Extracted data entries
start
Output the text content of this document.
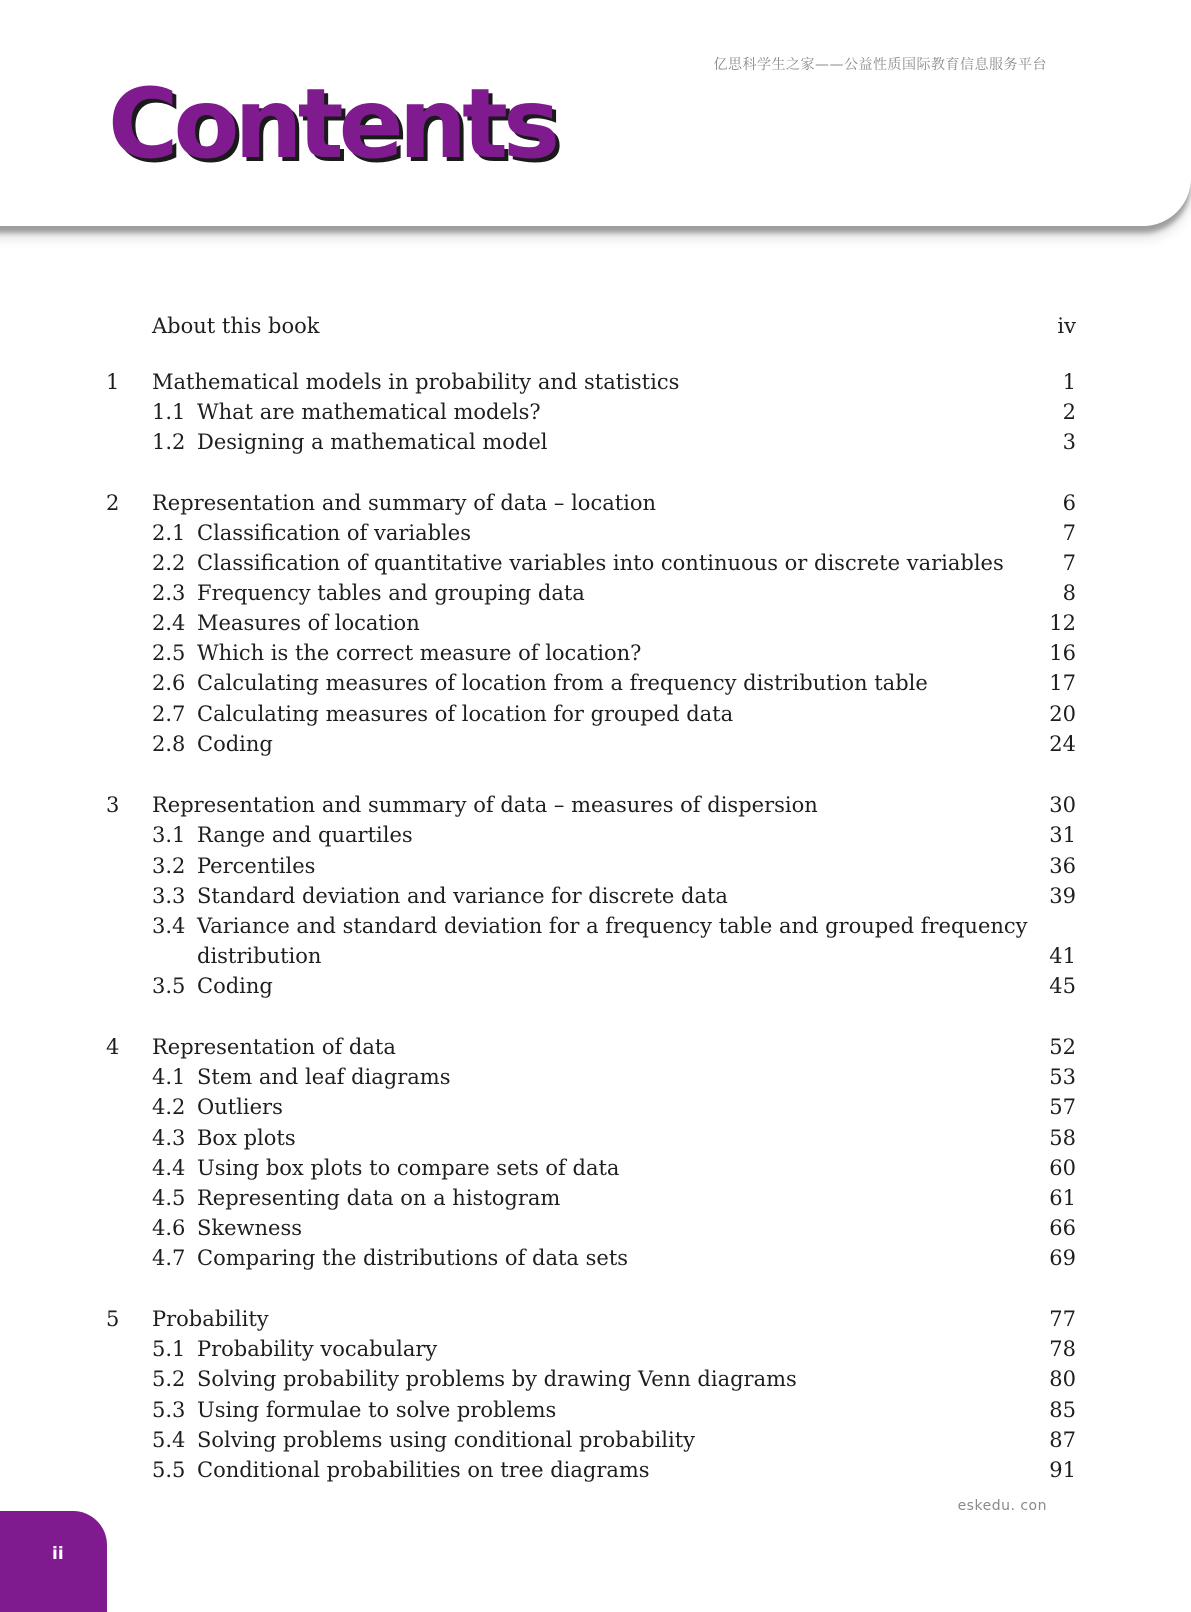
亿思科学生之家——公益性质国际教育信息服务平台
Contents
About this book	iv
1 Mathematical models in probability and statistics	1
1.1 What are mathematical models?	2
1.2 Designing a mathematical model	3
2 Representation and summary of data – location	6
2.1 Classification of variables	7
2.2 Classification of quantitative variables into continuous or discrete variables	7
2.3 Frequency tables and grouping data	8
2.4 Measures of location	12
2.5 Which is the correct measure of location?	16
2.6 Calculating measures of location from a frequency distribution table	17
2.7 Calculating measures of location for grouped data	20
2.8 Coding	24
3 Representation and summary of data – measures of dispersion	30
3.1 Range and quartiles	31
3.2 Percentiles	36
3.3 Standard deviation and variance for discrete data	39
3.4 Variance and standard deviation for a frequency table and grouped frequency
distribution	41
3.5 Coding	45
4 Representation of data	52
4.1 Stem and leaf diagrams	53
4.2 Outliers	57
4.3 Box plots	58
4.4 Using box plots to compare sets of data	60
4.5 Representing data on a histogram	61
4.6 Skewness	66
4.7 Comparing the distributions of data sets	69
5 Probability	77
5.1 Probability vocabulary	78
5.2 Solving probability problems by drawing Venn diagrams	80
5.3 Using formulae to solve problems	85
5.4 Solving problems using conditional probability	87
5.5 Conditional probabilities on tree diagrams	91
eskedu. con
ii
end
:: Work to do ::
Scan the material above for the word "this". Copy each line where it occurs.

:: Reply to the task ::
Output the text content of this document.
About this book	iv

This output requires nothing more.